--- begin Source document ---
2026-04-13 13:49:35 +02:00

🎨 Leonie Voss — UI/UX Design Lead

Questions & Observations

Progress counter placement in TranscriptionEditView.svelte: The plan adds "X von Y geprüft" to the "panel's top bar." The current component has no top bar — it's a scrollable flex column. The counter should appear as a sticky header row at the top of the scrollable area, above the block list, so it remains visible as the user scrolls through many blocks. A thin line below it visually separates it from the first block.
OcrTrainingCard info text layout on narrow screens: The two-line hierarchy (bold count + docs on line 1, muted total on line 2) works well on desktop. On mobile (320px), long German strings like "23 geprüfte Blöcke aus 8 Dokumenten verfügbar" may overflow. Test at 320px and use break-words or wrap inside a <p> with text-sm or smaller.
History table on mobile: A 5-column table (Datum | Status | Blöcke | Dokumente | Gestartet von) will not fit at 320px without horizontal scrolling or column hiding. Recommend: at < md breakpoint, show only Datum + Status + Blöcke, hide the rest. Use hidden md:table-cell on the lower-priority columns.
--- end Source document ---
--- begin Information given ---
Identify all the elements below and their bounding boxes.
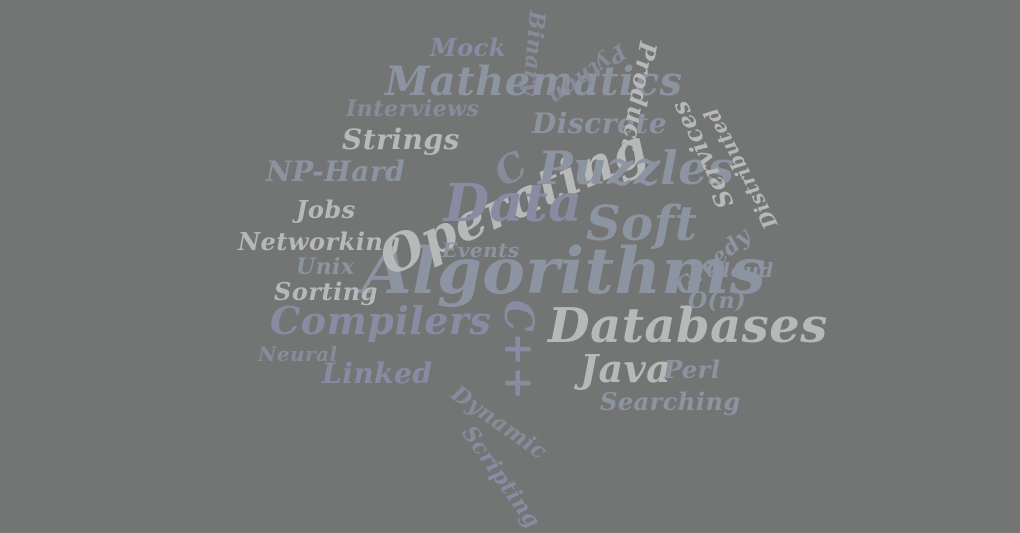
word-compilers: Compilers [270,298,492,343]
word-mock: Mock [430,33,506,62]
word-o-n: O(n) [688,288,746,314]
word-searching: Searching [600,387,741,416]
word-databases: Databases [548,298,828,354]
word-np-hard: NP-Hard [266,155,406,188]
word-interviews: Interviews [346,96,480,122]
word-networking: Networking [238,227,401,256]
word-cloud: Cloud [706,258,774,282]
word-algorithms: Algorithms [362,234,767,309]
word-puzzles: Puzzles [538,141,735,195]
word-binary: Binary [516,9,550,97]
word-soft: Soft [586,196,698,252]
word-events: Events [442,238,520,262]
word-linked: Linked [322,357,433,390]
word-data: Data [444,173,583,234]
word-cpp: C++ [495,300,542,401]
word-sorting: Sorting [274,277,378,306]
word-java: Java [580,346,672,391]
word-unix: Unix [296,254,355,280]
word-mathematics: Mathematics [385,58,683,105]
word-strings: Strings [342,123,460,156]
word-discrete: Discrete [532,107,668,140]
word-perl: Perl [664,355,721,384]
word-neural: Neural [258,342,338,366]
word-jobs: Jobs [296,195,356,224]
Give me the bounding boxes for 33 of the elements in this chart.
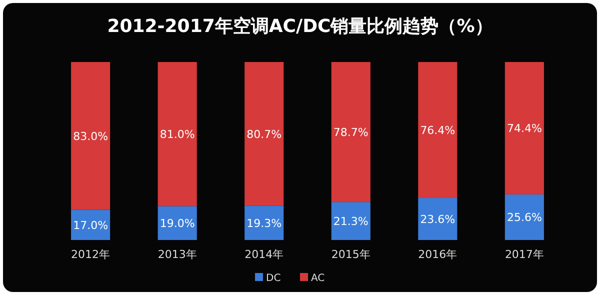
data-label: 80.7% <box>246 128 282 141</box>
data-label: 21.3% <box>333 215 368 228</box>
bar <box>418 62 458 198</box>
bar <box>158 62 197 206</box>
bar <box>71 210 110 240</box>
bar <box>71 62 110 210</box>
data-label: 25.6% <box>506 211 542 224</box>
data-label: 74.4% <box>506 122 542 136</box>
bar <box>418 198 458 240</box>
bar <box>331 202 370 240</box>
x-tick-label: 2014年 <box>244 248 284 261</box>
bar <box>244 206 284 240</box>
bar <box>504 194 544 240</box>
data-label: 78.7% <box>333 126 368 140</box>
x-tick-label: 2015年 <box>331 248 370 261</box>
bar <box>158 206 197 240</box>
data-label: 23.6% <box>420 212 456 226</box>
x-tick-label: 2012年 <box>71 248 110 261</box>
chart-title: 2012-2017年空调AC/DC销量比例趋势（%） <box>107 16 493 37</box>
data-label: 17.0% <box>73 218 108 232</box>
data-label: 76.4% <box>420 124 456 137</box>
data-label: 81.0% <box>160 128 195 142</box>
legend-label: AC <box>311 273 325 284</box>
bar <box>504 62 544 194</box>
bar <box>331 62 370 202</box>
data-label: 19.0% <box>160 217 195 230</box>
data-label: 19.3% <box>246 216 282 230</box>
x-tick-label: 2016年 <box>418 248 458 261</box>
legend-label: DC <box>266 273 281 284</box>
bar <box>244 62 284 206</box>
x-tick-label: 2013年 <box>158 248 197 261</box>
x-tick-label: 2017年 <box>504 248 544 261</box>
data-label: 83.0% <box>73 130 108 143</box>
--- end Information given ---
--- begin Information given ---
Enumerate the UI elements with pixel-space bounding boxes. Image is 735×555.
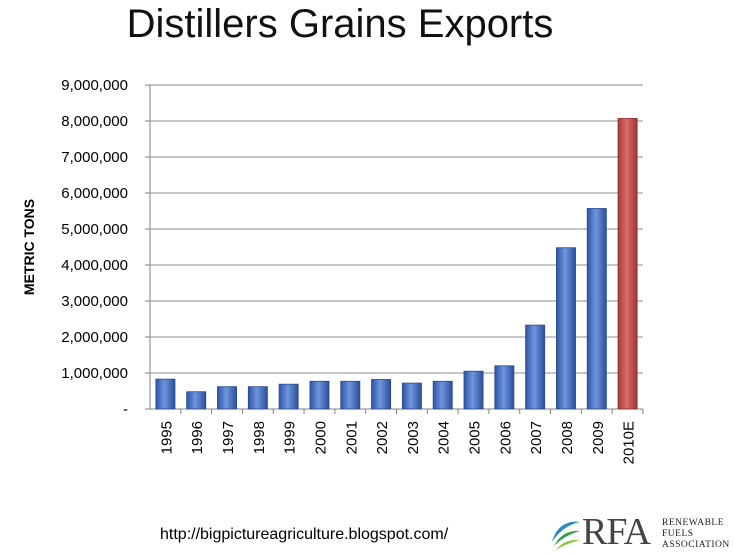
--- end Information given ---
* _The tasks_
A. Reproduce the passage of the design review that runs from "2026-04-13 13:49:35 +02:00" to "the first block.".
B. Continue the design review, picking up immediately after its last sentence.

* _The results_
A.
2026-04-13 13:49:35 +02:00

🎨 Leonie Voss — UI/UX Design Lead

Questions & Observations

Progress counter placement in TranscriptionEditView.svelte: The plan adds "X von Y geprüft" to the "panel's top bar." The current component has no top bar — it's a scrollable flex column. The counter should appear as a sticky header row at the top of the scrollable area, above the block list, so it remains visible as the user scrolls through many blocks. A thin line below it visually separates it from the first block.

B.
RUNNING state spinner in TrainingHistory: The plan mentions a spinner for RUNNING status. Animated spinners in a table column can be visually jarring if the page auto-polls. Use a subtle pulsing dot (animate-pulse) rather than a spinning circle — it's less distracting in a dense table row.
OcrTrainingCard button disabled feedback timing: When the user clicks "Training starten" and the request is in-flight, the button should show a loading state (disabled + spinner or "…") before the response arrives. Without this, a slow network makes it look like nothing happened, and users click again.
"Nur Segmentierung" badge in TranscriptionBlock: The badge should appear where the label is currently rendered (the header row inside the card), styled as a small muted chip — text-xs font-medium text-ink-3 bg-muted rounded px-1.5 py-0.5. It must not push the block's layout wider; keep it inline with the label. If the block also has a label, show label first, then the badge.

Suggestions

Progress counter with mini progress bar: Consider pairing the "12 / 17 geprüft" text with a thin progress bar underneath (2px height, brand-mint fill on brand-sand background). It gives immediate visual density — users grasp "70% done" faster than parsing the fraction. Total added height: ~10px.
"Training starten" → feedback after completion: After a successful train call, show an inline success message in the card (e.g. a green bordered row: "Training abgeschlossen — Modell aktualisiert") for ~5 seconds, then reload the history. Don't rely on the history table update alone — users may miss a new row appearing at the top of a table they weren't watching.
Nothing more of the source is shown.